OBJECTIVE
Please give the listing again, word for word, with nothing left out.

PROVIDED RECORDS
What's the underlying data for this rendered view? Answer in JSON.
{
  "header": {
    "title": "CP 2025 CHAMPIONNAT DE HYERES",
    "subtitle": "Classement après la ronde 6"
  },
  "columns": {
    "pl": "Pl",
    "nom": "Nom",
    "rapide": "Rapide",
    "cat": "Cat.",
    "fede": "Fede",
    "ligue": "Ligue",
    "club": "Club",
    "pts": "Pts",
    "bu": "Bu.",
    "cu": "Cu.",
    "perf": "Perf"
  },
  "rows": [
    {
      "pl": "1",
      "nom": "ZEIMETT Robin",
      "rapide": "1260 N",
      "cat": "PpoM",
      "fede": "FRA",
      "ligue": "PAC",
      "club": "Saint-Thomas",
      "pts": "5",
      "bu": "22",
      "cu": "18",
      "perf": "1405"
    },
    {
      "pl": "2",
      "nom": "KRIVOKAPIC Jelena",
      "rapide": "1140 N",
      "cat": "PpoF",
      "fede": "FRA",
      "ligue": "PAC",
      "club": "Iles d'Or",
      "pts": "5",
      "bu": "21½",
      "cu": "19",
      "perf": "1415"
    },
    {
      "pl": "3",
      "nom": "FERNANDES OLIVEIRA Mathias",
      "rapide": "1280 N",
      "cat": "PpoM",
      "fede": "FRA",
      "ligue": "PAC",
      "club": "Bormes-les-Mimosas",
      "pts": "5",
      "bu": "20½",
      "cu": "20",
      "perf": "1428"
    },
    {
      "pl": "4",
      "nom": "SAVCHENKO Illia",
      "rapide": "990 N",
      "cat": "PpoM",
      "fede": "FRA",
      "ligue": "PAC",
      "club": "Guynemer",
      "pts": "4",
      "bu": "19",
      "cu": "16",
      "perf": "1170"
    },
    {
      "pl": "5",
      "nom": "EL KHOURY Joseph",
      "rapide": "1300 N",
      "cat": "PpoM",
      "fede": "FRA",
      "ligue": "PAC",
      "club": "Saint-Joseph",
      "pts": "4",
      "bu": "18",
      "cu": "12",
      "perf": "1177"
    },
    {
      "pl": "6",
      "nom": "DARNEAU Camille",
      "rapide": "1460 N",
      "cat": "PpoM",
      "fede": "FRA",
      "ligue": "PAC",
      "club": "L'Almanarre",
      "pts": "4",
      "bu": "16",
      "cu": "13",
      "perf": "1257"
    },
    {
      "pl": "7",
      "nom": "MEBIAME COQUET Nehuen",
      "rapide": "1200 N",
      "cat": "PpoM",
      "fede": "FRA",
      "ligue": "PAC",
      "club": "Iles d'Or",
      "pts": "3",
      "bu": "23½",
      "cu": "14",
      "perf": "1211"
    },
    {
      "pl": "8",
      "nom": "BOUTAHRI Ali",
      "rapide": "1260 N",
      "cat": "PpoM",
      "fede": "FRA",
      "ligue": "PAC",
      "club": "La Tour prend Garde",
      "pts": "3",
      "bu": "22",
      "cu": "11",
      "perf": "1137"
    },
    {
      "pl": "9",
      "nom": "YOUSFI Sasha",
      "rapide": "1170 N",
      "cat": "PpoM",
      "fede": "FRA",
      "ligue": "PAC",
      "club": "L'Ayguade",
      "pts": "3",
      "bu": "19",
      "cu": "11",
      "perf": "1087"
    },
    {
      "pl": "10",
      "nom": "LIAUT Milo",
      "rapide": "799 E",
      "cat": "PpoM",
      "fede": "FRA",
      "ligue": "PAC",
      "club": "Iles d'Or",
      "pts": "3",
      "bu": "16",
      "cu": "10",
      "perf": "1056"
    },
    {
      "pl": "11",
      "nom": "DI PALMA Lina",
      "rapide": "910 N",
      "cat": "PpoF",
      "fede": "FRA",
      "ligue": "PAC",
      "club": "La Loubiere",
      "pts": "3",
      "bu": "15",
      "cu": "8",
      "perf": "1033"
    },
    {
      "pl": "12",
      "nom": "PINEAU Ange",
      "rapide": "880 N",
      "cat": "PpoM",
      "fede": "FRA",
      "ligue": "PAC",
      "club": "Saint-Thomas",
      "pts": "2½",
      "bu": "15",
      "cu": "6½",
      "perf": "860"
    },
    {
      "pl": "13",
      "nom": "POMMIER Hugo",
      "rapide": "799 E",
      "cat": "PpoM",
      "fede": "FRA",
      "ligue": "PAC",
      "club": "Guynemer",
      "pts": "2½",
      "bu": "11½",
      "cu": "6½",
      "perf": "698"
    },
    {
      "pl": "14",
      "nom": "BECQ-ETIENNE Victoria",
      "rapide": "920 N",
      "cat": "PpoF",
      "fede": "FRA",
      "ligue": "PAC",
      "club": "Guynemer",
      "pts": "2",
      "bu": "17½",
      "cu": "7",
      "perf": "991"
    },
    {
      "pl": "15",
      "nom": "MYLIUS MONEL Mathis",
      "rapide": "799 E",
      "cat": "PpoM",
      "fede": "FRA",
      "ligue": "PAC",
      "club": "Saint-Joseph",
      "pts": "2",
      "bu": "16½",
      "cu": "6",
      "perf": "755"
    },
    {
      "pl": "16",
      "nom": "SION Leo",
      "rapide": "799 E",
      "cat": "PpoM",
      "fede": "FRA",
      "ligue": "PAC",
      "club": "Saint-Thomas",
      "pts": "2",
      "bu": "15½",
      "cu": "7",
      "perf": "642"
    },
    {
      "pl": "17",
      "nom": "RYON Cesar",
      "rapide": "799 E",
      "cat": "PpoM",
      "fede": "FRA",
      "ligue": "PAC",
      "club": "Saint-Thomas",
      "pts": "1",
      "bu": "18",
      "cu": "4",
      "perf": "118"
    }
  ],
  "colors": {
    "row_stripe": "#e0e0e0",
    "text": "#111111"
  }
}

WRITTEN RESPONSE
What's the underlying data for this rendered view? Answer in JSON.
{
  "header": {
    "title": "CP 2025 CHAMPIONNAT DE HYERES",
    "subtitle": "Classement après la ronde 6"
  },
  "columns": {
    "pl": "Pl",
    "nom": "Nom",
    "rapide": "Rapide",
    "cat": "Cat.",
    "fede": "Fede",
    "ligue": "Ligue",
    "club": "Club",
    "pts": "Pts",
    "bu": "Bu.",
    "cu": "Cu.",
    "perf": "Perf"
  },
  "rows": [
    {
      "pl": "1",
      "nom": "ZEIMETT Robin",
      "rapide": "1260 N",
      "cat": "PpoM",
      "fede": "FRA",
      "ligue": "PAC",
      "club": "Saint-Thomas",
      "pts": "5",
      "bu": "22",
      "cu": "18",
      "perf": "1405"
    },
    {
      "pl": "2",
      "nom": "KRIVOKAPIC Jelena",
      "rapide": "1140 N",
      "cat": "PpoF",
      "fede": "FRA",
      "ligue": "PAC",
      "club": "Iles d'Or",
      "pts": "5",
      "bu": "21½",
      "cu": "19",
      "perf": "1415"
    },
    {
      "pl": "3",
      "nom": "FERNANDES OLIVEIRA Mathias",
      "rapide": "1280 N",
      "cat": "PpoM",
      "fede": "FRA",
      "ligue": "PAC",
      "club": "Bormes-les-Mimosas",
      "pts": "5",
      "bu": "20½",
      "cu": "20",
      "perf": "1428"
    },
    {
      "pl": "4",
      "nom": "SAVCHENKO Illia",
      "rapide": "990 N",
      "cat": "PpoM",
      "fede": "FRA",
      "ligue": "PAC",
      "club": "Guynemer",
      "pts": "4",
      "bu": "19",
      "cu": "16",
      "perf": "1170"
    },
    {
      "pl": "5",
      "nom": "EL KHOURY Joseph",
      "rapide": "1300 N",
      "cat": "PpoM",
      "fede": "FRA",
      "ligue": "PAC",
      "club": "Saint-Joseph",
      "pts": "4",
      "bu": "18",
      "cu": "12",
      "perf": "1177"
    },
    {
      "pl": "6",
      "nom": "DARNEAU Camille",
      "rapide": "1460 N",
      "cat": "PpoM",
      "fede": "FRA",
      "ligue": "PAC",
      "club": "L'Almanarre",
      "pts": "4",
      "bu": "16",
      "cu": "13",
      "perf": "1257"
    },
    {
      "pl": "7",
      "nom": "MEBIAME COQUET Nehuen",
      "rapide": "1200 N",
      "cat": "PpoM",
      "fede": "FRA",
      "ligue": "PAC",
      "club": "Iles d'Or",
      "pts": "3",
      "bu": "23½",
      "cu": "14",
      "perf": "1211"
    },
    {
      "pl": "8",
      "nom": "BOUTAHRI Ali",
      "rapide": "1260 N",
      "cat": "PpoM",
      "fede": "FRA",
      "ligue": "PAC",
      "club": "La Tour prend Garde",
      "pts": "3",
      "bu": "22",
      "cu": "11",
      "perf": "1137"
    },
    {
      "pl": "9",
      "nom": "YOUSFI Sasha",
      "rapide": "1170 N",
      "cat": "PpoM",
      "fede": "FRA",
      "ligue": "PAC",
      "club": "L'Ayguade",
      "pts": "3",
      "bu": "19",
      "cu": "11",
      "perf": "1087"
    },
    {
      "pl": "10",
      "nom": "LIAUT Milo",
      "rapide": "799 E",
      "cat": "PpoM",
      "fede": "FRA",
      "ligue": "PAC",
      "club": "Iles d'Or",
      "pts": "3",
      "bu": "16",
      "cu": "10",
      "perf": "1056"
    },
    {
      "pl": "11",
      "nom": "DI PALMA Lina",
      "rapide": "910 N",
      "cat": "PpoF",
      "fede": "FRA",
      "ligue": "PAC",
      "club": "La Loubiere",
      "pts": "3",
      "bu": "15",
      "cu": "8",
      "perf": "1033"
    },
    {
      "pl": "12",
      "nom": "PINEAU Ange",
      "rapide": "880 N",
      "cat": "PpoM",
      "fede": "FRA",
      "ligue": "PAC",
      "club": "Saint-Thomas",
      "pts": "2½",
      "bu": "15",
      "cu": "6½",
      "perf": "860"
    },
    {
      "pl": "13",
      "nom": "POMMIER Hugo",
      "rapide": "799 E",
      "cat": "PpoM",
      "fede": "FRA",
      "ligue": "PAC",
      "club": "Guynemer",
      "pts": "2½",
      "bu": "11½",
      "cu": "6½",
      "perf": "698"
    },
    {
      "pl": "14",
      "nom": "BECQ-ETIENNE Victoria",
      "rapide": "920 N",
      "cat": "PpoF",
      "fede": "FRA",
      "ligue": "PAC",
      "club": "Guynemer",
      "pts": "2",
      "bu": "17½",
      "cu": "7",
      "perf": "991"
    },
    {
      "pl": "15",
      "nom": "MYLIUS MONEL Mathis",
      "rapide": "799 E",
      "cat": "PpoM",
      "fede": "FRA",
      "ligue": "PAC",
      "club": "Saint-Joseph",
      "pts": "2",
      "bu": "16½",
      "cu": "6",
      "perf": "755"
    },
    {
      "pl": "16",
      "nom": "SION Leo",
      "rapide": "799 E",
      "cat": "PpoM",
      "fede": "FRA",
      "ligue": "PAC",
      "club": "Saint-Thomas",
      "pts": "2",
      "bu": "15½",
      "cu": "7",
      "perf": "642"
    },
    {
      "pl": "17",
      "nom": "RYON Cesar",
      "rapide": "799 E",
      "cat": "PpoM",
      "fede": "FRA",
      "ligue": "PAC",
      "club": "Saint-Thomas",
      "pts": "1",
      "bu": "18",
      "cu": "4",
      "perf": "118"
    }
  ],
  "colors": {
    "row_stripe": "#e0e0e0",
    "text": "#111111"
  }
}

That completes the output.